* Short exercise: Select every line of the records that contains the word "bullet".

◇ ◇ ◇

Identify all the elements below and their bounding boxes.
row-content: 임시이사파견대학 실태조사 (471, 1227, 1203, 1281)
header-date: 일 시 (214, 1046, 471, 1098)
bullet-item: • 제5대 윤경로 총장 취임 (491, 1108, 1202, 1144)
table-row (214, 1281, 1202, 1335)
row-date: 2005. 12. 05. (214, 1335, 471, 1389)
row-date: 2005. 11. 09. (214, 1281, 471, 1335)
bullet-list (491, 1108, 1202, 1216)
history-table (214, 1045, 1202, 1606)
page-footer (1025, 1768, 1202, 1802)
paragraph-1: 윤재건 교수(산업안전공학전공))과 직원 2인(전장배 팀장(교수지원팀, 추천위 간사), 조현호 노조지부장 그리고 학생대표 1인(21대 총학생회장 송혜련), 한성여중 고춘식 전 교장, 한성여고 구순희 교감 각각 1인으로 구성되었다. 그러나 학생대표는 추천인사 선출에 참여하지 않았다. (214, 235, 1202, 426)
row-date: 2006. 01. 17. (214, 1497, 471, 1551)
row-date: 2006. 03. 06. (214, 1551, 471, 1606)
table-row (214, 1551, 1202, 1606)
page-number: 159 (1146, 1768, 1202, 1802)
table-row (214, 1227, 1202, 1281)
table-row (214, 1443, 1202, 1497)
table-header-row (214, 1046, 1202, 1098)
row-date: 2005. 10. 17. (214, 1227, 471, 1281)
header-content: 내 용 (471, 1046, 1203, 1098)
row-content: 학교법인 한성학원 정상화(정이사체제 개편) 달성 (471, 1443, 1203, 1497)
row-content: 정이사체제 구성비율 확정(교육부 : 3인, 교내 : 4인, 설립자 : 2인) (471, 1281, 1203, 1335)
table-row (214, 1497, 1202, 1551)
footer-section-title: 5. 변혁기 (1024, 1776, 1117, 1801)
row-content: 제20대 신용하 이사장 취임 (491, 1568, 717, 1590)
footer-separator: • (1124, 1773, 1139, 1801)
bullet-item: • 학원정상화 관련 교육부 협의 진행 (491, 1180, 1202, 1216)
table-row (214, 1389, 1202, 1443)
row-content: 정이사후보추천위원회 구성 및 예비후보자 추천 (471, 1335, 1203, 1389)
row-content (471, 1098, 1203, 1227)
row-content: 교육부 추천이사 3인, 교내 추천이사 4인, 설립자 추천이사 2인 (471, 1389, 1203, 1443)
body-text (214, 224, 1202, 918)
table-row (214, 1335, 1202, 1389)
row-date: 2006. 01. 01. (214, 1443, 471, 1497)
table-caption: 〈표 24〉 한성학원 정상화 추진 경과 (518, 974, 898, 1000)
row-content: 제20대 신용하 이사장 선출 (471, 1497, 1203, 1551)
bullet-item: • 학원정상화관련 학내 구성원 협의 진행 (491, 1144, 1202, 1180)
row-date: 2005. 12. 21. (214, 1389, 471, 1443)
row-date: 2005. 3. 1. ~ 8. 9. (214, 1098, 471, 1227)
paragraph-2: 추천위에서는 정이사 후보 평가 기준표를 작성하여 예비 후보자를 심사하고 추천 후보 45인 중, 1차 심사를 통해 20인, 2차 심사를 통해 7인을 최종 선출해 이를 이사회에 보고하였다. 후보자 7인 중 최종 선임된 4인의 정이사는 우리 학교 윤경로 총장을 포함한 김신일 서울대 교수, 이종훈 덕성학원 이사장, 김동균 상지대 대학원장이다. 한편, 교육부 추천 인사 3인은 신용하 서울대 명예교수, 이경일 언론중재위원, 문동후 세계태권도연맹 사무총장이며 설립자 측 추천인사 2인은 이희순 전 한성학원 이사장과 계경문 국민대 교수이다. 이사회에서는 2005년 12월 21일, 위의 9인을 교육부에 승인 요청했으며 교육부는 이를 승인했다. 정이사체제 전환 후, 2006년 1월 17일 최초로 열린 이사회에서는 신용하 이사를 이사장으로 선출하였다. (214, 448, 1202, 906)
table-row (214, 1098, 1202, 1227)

◇ ◇ ◇

* Output for this exercise:
bullet-item: • 제5대 윤경로 총장 취임 (491, 1108, 1202, 1144)
bullet-list (491, 1108, 1202, 1216)
bullet-item: • 학원정상화 관련 교육부 협의 진행 (491, 1180, 1202, 1216)
bullet-item: • 학원정상화관련 학내 구성원 협의 진행 (491, 1144, 1202, 1180)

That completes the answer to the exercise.